• Given data

- - - -

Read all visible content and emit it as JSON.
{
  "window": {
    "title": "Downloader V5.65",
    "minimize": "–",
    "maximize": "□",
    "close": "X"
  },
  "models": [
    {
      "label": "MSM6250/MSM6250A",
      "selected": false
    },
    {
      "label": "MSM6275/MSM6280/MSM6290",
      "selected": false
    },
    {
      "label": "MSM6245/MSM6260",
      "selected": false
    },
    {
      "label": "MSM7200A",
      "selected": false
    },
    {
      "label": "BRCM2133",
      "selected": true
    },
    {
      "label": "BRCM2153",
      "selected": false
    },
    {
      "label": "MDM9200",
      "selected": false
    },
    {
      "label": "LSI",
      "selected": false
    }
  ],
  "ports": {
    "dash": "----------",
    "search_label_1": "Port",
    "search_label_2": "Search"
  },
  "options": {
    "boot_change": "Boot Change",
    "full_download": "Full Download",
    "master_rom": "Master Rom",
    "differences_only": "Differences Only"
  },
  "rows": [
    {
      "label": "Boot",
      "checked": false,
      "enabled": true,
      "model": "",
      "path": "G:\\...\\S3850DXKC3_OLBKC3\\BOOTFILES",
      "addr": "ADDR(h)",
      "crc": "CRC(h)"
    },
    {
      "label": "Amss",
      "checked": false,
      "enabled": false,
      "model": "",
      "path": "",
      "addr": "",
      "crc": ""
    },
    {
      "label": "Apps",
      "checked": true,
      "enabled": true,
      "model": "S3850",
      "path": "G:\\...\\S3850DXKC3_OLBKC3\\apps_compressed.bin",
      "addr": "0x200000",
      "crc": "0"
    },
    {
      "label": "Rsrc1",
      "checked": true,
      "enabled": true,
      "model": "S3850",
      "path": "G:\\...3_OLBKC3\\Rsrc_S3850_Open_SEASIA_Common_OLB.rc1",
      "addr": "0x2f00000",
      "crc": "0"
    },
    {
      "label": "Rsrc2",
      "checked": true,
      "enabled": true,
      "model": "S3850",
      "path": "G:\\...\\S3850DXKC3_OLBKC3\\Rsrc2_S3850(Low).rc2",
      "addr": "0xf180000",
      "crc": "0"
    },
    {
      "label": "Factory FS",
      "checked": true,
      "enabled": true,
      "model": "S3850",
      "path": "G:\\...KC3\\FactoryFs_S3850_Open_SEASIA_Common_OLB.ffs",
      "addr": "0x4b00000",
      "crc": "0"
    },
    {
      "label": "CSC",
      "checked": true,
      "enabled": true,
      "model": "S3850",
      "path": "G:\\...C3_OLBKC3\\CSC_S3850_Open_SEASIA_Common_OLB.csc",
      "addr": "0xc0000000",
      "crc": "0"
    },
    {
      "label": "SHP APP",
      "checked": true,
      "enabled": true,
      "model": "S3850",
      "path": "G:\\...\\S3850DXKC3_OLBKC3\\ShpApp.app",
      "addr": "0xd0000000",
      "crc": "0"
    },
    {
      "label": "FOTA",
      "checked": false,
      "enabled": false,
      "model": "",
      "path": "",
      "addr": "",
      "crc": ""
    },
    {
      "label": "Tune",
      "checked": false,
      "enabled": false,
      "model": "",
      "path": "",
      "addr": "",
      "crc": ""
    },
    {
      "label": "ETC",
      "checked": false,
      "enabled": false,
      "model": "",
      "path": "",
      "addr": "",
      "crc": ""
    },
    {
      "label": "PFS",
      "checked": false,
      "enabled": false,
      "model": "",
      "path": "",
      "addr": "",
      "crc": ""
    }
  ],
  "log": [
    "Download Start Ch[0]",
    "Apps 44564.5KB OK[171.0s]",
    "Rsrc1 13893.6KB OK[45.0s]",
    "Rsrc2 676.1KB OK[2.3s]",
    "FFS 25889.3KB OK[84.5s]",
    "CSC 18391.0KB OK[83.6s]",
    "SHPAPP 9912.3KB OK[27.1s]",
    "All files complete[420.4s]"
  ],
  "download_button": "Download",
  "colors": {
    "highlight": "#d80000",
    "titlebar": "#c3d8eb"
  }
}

- - - -

• Set task
Retype the listing. Match it exactly.

• Finished answer
Read all visible content and emit it as JSON.
{
  "window": {
    "title": "Downloader V5.65",
    "minimize": "–",
    "maximize": "□",
    "close": "X"
  },
  "models": [
    {
      "label": "MSM6250/MSM6250A",
      "selected": false
    },
    {
      "label": "MSM6275/MSM6280/MSM6290",
      "selected": false
    },
    {
      "label": "MSM6245/MSM6260",
      "selected": false
    },
    {
      "label": "MSM7200A",
      "selected": false
    },
    {
      "label": "BRCM2133",
      "selected": true
    },
    {
      "label": "BRCM2153",
      "selected": false
    },
    {
      "label": "MDM9200",
      "selected": false
    },
    {
      "label": "LSI",
      "selected": false
    }
  ],
  "ports": {
    "dash": "----------",
    "search_label_1": "Port",
    "search_label_2": "Search"
  },
  "options": {
    "boot_change": "Boot Change",
    "full_download": "Full Download",
    "master_rom": "Master Rom",
    "differences_only": "Differences Only"
  },
  "rows": [
    {
      "label": "Boot",
      "checked": false,
      "enabled": true,
      "model": "",
      "path": "G:\\...\\S3850DXKC3_OLBKC3\\BOOTFILES",
      "addr": "ADDR(h)",
      "crc": "CRC(h)"
    },
    {
      "label": "Amss",
      "checked": false,
      "enabled": false,
      "model": "",
      "path": "",
      "addr": "",
      "crc": ""
    },
    {
      "label": "Apps",
      "checked": true,
      "enabled": true,
      "model": "S3850",
      "path": "G:\\...\\S3850DXKC3_OLBKC3\\apps_compressed.bin",
      "addr": "0x200000",
      "crc": "0"
    },
    {
      "label": "Rsrc1",
      "checked": true,
      "enabled": true,
      "model": "S3850",
      "path": "G:\\...3_OLBKC3\\Rsrc_S3850_Open_SEASIA_Common_OLB.rc1",
      "addr": "0x2f00000",
      "crc": "0"
    },
    {
      "label": "Rsrc2",
      "checked": true,
      "enabled": true,
      "model": "S3850",
      "path": "G:\\...\\S3850DXKC3_OLBKC3\\Rsrc2_S3850(Low).rc2",
      "addr": "0xf180000",
      "crc": "0"
    },
    {
      "label": "Factory FS",
      "checked": true,
      "enabled": true,
      "model": "S3850",
      "path": "G:\\...KC3\\FactoryFs_S3850_Open_SEASIA_Common_OLB.ffs",
      "addr": "0x4b00000",
      "crc": "0"
    },
    {
      "label": "CSC",
      "checked": true,
      "enabled": true,
      "model": "S3850",
      "path": "G:\\...C3_OLBKC3\\CSC_S3850_Open_SEASIA_Common_OLB.csc",
      "addr": "0xc0000000",
      "crc": "0"
    },
    {
      "label": "SHP APP",
      "checked": true,
      "enabled": true,
      "model": "S3850",
      "path": "G:\\...\\S3850DXKC3_OLBKC3\\ShpApp.app",
      "addr": "0xd0000000",
      "crc": "0"
    },
    {
      "label": "FOTA",
      "checked": false,
      "enabled": false,
      "model": "",
      "path": "",
      "addr": "",
      "crc": ""
    },
    {
      "label": "Tune",
      "checked": false,
      "enabled": false,
      "model": "",
      "path": "",
      "addr": "",
      "crc": ""
    },
    {
      "label": "ETC",
      "checked": false,
      "enabled": false,
      "model": "",
      "path": "",
      "addr": "",
      "crc": ""
    },
    {
      "label": "PFS",
      "checked": false,
      "enabled": false,
      "model": "",
      "path": "",
      "addr": "",
      "crc": ""
    }
  ],
  "log": [
    "Download Start Ch[0]",
    "Apps 44564.5KB OK[171.0s]",
    "Rsrc1 13893.6KB OK[45.0s]",
    "Rsrc2 676.1KB OK[2.3s]",
    "FFS 25889.3KB OK[84.5s]",
    "CSC 18391.0KB OK[83.6s]",
    "SHPAPP 9912.3KB OK[27.1s]",
    "All files complete[420.4s]"
  ],
  "download_button": "Download",
  "colors": {
    "highlight": "#d80000",
    "titlebar": "#c3d8eb"
  }
}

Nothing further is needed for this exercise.